Sort through the data and copy the lines holding the word "includes".
START Data records
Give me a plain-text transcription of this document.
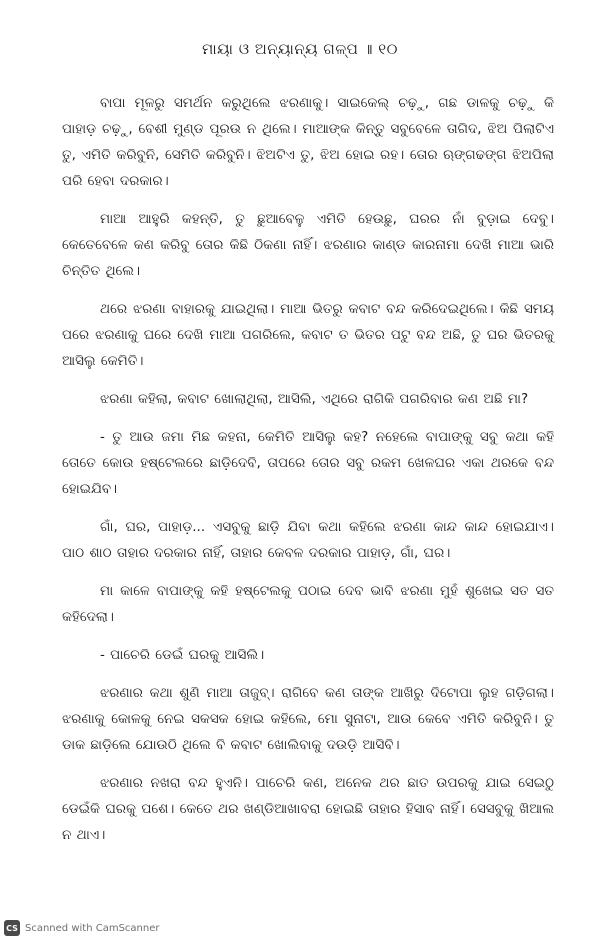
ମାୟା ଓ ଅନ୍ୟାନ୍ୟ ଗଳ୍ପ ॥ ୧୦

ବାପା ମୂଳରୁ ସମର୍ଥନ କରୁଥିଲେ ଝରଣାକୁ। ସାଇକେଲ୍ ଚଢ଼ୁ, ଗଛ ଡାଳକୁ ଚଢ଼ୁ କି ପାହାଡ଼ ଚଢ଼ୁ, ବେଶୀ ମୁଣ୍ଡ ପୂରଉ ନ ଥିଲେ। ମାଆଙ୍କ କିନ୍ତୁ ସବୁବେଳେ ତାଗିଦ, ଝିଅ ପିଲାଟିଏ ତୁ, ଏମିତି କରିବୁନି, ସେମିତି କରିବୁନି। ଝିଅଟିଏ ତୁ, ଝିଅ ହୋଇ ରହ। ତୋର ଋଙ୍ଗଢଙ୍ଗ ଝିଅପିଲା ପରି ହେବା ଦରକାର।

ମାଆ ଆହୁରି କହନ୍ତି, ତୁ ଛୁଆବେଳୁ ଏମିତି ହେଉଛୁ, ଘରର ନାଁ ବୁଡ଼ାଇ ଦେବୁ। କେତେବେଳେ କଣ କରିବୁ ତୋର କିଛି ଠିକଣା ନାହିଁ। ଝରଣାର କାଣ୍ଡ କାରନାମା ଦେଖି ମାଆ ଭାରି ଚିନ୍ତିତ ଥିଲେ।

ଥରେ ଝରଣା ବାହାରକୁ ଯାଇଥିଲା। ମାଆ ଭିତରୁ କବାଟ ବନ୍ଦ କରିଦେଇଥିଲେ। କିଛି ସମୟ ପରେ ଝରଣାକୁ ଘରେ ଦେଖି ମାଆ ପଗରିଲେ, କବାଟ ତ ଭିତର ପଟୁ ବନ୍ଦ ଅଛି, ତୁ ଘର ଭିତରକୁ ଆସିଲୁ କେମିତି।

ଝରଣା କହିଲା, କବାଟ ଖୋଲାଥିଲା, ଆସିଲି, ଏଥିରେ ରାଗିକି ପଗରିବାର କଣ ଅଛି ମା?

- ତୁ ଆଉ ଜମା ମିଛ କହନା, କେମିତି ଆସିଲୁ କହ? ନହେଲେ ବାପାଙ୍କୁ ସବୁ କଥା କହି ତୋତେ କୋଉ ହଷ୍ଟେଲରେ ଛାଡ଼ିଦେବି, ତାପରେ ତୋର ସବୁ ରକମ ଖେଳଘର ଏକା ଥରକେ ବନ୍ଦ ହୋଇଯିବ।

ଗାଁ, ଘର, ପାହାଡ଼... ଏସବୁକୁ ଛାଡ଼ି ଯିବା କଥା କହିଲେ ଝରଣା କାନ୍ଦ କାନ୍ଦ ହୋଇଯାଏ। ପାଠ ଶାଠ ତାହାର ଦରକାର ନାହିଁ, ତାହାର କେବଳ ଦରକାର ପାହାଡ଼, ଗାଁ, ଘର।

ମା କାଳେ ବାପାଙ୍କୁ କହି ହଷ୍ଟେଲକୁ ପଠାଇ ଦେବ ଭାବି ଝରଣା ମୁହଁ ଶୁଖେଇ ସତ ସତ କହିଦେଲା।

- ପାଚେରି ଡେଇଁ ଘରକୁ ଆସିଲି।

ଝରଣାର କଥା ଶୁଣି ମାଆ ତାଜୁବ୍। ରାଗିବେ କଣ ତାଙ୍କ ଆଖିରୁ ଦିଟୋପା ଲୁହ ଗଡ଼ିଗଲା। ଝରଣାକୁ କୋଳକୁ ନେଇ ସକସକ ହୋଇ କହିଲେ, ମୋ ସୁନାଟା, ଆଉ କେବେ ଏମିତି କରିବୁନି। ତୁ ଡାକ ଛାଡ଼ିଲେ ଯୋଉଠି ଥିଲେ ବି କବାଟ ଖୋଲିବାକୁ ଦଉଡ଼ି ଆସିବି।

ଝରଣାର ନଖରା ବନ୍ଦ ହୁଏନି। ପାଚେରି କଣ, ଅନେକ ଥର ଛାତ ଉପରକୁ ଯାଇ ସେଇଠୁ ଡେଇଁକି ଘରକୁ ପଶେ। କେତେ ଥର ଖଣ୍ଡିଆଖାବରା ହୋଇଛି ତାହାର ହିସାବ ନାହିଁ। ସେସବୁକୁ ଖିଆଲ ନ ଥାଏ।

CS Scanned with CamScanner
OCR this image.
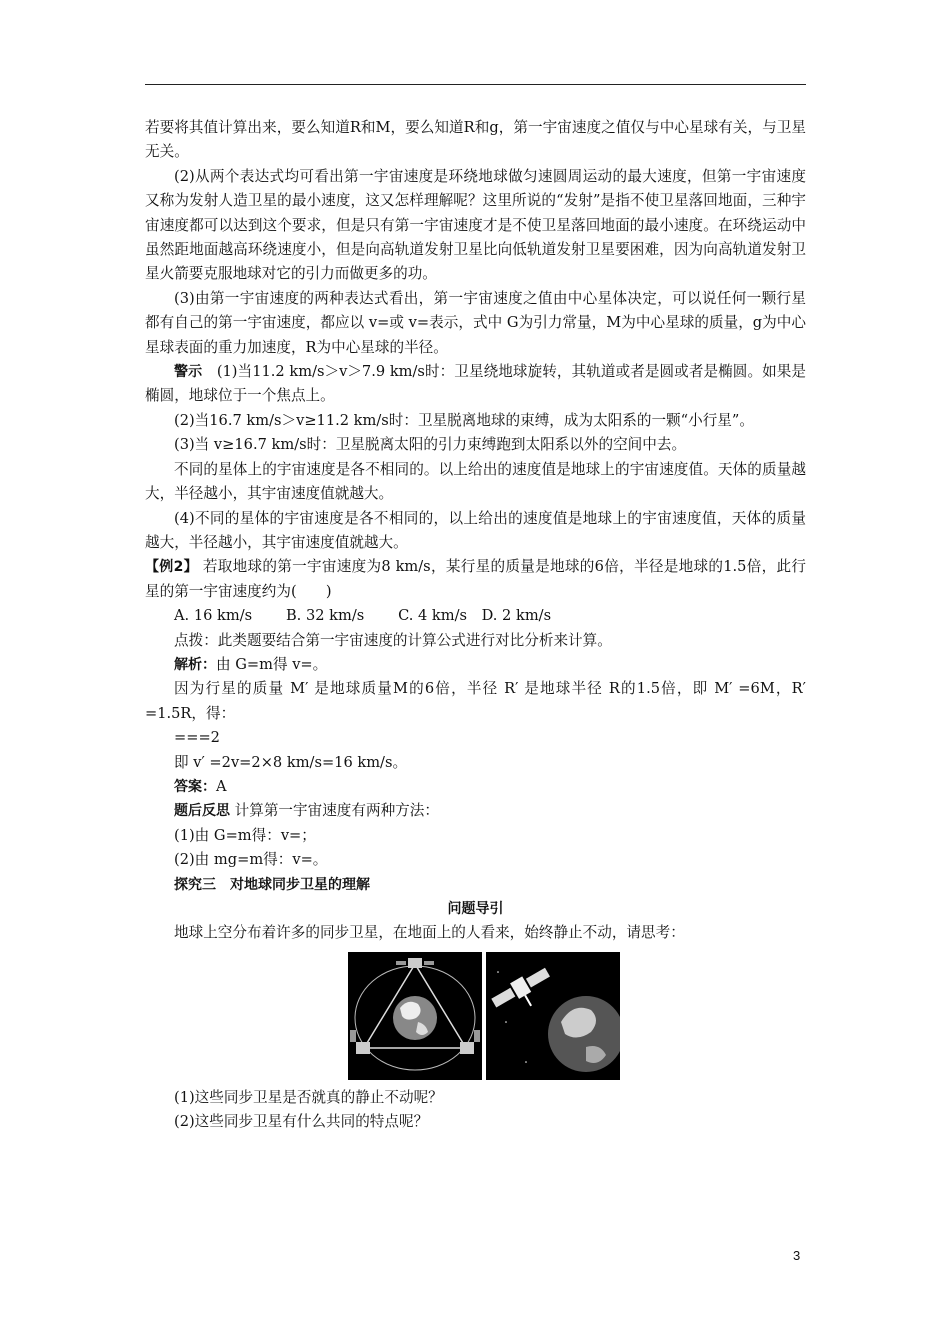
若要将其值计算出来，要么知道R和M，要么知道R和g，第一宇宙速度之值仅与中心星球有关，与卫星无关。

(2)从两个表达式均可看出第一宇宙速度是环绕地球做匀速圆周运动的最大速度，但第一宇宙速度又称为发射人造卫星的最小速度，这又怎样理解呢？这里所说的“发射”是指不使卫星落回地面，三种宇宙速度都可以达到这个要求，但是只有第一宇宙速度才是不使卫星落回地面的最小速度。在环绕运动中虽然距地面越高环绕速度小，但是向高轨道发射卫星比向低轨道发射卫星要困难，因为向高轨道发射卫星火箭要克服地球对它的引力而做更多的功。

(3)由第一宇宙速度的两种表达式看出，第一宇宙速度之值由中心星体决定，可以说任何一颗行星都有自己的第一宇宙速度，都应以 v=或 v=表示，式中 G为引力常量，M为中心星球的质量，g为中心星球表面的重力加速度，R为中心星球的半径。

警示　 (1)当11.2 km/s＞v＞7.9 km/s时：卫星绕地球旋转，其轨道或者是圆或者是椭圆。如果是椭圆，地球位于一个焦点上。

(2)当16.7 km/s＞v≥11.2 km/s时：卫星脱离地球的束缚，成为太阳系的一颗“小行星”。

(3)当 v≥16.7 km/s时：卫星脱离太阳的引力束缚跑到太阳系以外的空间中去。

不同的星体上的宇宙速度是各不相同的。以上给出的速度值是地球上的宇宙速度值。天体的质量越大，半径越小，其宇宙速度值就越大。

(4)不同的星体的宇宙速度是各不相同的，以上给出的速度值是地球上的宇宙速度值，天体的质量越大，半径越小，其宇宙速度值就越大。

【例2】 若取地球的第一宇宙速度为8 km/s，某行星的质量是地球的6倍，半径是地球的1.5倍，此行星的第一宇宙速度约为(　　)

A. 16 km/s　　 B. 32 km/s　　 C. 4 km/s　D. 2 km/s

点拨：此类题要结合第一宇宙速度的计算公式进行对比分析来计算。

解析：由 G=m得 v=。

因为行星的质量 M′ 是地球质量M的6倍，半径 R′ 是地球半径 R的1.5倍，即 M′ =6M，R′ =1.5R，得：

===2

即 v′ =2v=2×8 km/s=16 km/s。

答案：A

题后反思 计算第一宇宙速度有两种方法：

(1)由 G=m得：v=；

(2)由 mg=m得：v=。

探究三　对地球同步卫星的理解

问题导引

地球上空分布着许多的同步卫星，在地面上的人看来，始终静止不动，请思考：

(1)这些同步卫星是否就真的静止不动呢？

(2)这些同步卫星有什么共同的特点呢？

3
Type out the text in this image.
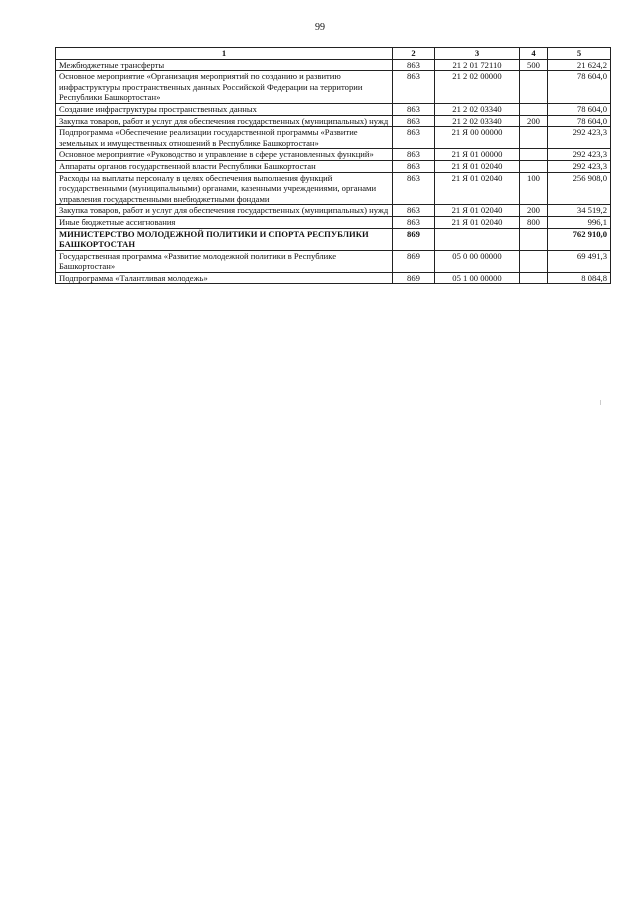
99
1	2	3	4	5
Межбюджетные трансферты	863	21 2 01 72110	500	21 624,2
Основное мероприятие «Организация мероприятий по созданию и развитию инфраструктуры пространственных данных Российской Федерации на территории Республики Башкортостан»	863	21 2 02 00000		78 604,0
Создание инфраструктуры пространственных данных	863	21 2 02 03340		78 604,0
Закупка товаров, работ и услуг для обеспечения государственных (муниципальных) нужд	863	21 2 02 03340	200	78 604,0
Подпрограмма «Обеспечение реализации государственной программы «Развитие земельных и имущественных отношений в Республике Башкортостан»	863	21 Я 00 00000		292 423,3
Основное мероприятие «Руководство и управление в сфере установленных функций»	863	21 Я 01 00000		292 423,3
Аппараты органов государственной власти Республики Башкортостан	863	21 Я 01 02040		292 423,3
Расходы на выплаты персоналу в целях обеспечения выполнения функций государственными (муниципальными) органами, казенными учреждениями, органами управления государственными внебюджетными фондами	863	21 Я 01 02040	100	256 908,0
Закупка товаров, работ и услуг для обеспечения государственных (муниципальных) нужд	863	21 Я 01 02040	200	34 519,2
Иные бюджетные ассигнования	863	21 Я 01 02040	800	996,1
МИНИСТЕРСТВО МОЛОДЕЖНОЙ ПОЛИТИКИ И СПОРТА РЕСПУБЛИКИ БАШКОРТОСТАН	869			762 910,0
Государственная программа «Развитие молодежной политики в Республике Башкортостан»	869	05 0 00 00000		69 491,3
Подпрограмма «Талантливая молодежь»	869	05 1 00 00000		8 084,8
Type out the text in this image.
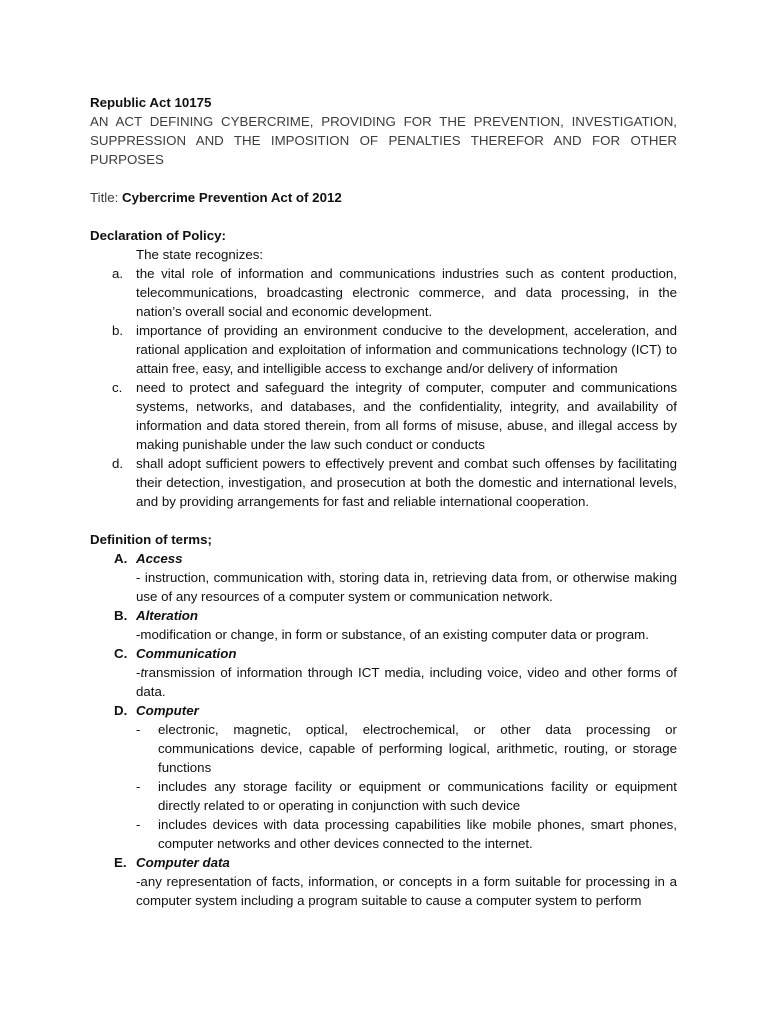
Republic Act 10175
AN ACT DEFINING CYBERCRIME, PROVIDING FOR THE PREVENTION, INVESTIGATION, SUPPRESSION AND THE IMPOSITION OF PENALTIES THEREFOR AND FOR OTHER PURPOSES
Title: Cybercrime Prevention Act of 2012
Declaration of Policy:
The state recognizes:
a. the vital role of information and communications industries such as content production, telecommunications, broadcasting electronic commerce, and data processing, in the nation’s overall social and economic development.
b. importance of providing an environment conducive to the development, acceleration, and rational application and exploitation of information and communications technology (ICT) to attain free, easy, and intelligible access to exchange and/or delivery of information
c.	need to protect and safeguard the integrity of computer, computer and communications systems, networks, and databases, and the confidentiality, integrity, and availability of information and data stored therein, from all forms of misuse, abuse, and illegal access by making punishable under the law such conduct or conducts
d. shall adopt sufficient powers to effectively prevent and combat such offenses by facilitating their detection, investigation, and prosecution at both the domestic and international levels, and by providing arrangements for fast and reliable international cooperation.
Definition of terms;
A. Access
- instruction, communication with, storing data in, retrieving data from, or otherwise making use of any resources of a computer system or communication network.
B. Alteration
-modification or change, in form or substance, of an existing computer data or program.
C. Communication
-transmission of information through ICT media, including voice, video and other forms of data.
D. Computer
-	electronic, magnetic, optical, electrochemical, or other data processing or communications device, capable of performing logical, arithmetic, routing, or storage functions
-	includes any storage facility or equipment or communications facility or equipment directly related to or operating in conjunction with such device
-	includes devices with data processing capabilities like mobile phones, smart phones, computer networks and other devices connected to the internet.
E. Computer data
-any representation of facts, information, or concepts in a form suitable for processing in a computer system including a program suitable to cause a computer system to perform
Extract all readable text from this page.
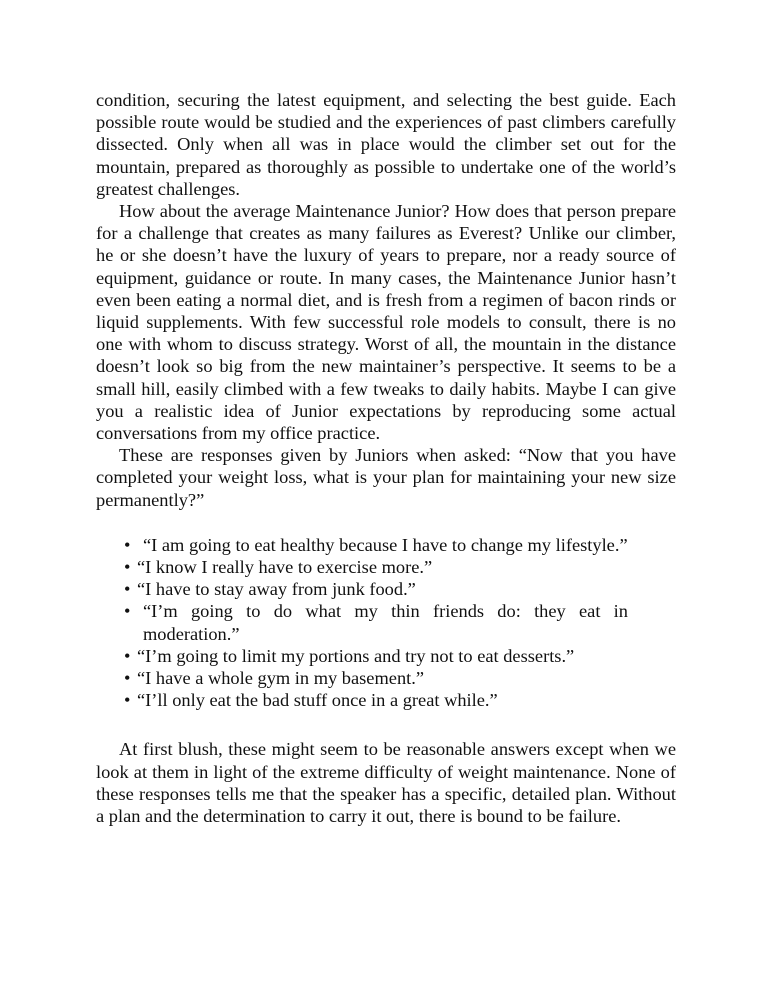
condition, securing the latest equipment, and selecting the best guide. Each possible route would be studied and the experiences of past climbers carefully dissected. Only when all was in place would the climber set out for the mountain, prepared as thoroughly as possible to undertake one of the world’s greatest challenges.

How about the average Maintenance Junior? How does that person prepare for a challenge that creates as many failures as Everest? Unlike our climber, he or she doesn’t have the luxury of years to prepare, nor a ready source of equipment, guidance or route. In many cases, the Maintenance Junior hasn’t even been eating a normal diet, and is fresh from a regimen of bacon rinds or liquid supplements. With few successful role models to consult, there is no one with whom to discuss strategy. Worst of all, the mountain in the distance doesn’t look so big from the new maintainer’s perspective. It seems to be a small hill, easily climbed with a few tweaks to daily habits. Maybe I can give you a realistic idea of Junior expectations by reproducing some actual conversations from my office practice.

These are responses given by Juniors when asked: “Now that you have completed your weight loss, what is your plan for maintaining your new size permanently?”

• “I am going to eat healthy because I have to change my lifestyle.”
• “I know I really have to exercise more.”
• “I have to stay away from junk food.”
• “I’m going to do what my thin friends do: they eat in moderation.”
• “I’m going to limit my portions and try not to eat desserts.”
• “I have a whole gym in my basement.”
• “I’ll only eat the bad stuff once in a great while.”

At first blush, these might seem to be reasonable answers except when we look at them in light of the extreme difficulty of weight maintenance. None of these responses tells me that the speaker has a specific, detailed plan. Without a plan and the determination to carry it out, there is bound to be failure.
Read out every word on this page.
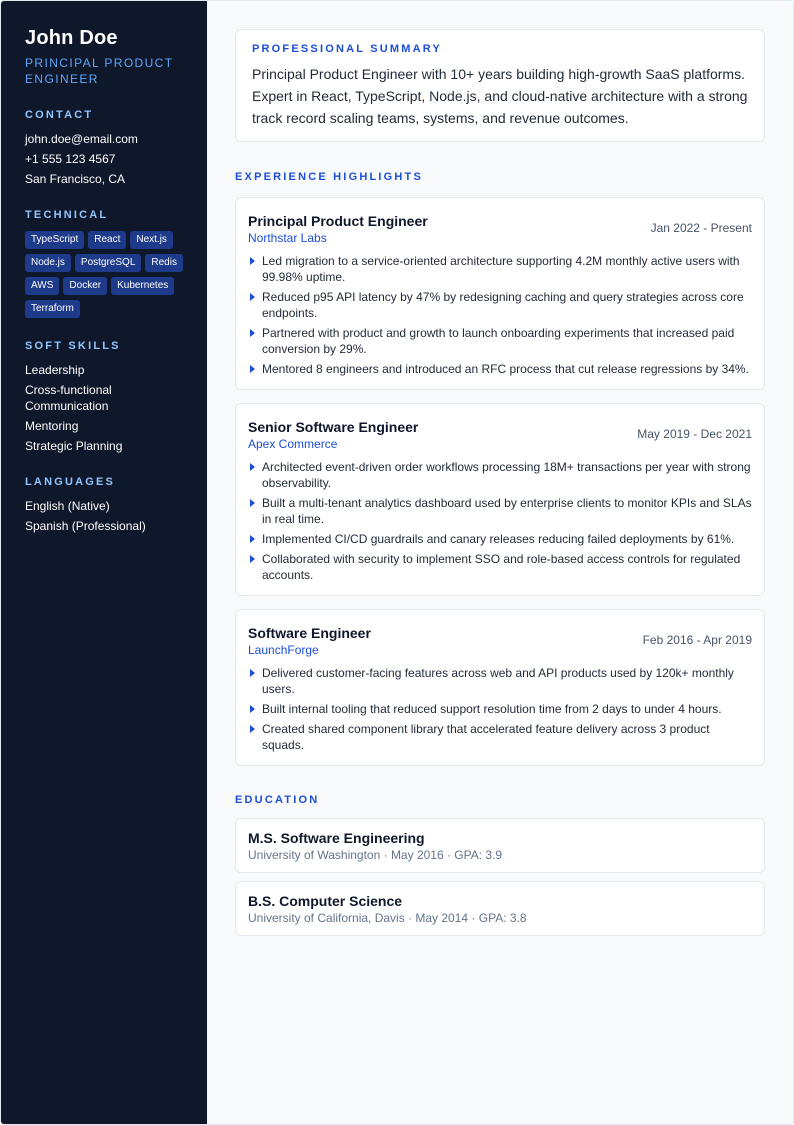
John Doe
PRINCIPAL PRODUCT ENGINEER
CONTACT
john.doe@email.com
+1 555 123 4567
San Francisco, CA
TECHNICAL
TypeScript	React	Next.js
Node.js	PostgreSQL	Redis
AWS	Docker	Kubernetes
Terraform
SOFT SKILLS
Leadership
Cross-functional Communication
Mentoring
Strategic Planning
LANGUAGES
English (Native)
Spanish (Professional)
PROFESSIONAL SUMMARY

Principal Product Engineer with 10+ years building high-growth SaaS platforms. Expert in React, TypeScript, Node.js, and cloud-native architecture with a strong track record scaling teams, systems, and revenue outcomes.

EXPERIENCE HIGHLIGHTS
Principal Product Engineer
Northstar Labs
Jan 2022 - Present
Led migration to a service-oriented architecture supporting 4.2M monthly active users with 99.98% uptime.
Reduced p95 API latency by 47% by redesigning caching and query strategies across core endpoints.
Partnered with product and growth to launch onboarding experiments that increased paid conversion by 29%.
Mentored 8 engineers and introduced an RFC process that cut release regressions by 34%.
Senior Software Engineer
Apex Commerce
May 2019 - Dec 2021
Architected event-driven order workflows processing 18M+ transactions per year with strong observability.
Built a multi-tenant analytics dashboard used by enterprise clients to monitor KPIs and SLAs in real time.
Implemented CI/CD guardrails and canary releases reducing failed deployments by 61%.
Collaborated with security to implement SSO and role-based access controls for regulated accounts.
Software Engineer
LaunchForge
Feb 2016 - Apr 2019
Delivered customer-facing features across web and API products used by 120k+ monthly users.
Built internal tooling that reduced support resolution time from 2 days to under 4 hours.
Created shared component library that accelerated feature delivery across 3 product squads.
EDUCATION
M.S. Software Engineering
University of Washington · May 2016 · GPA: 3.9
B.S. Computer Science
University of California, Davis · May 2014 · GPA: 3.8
END Data records
The answer —
-	includes any storage facility or equipment or communications facility or equipment directly related to or operating in conjunction with such device
-	includes devices with data processing capabilities like mobile phones, smart phones, computer networks and other devices connected to the internet.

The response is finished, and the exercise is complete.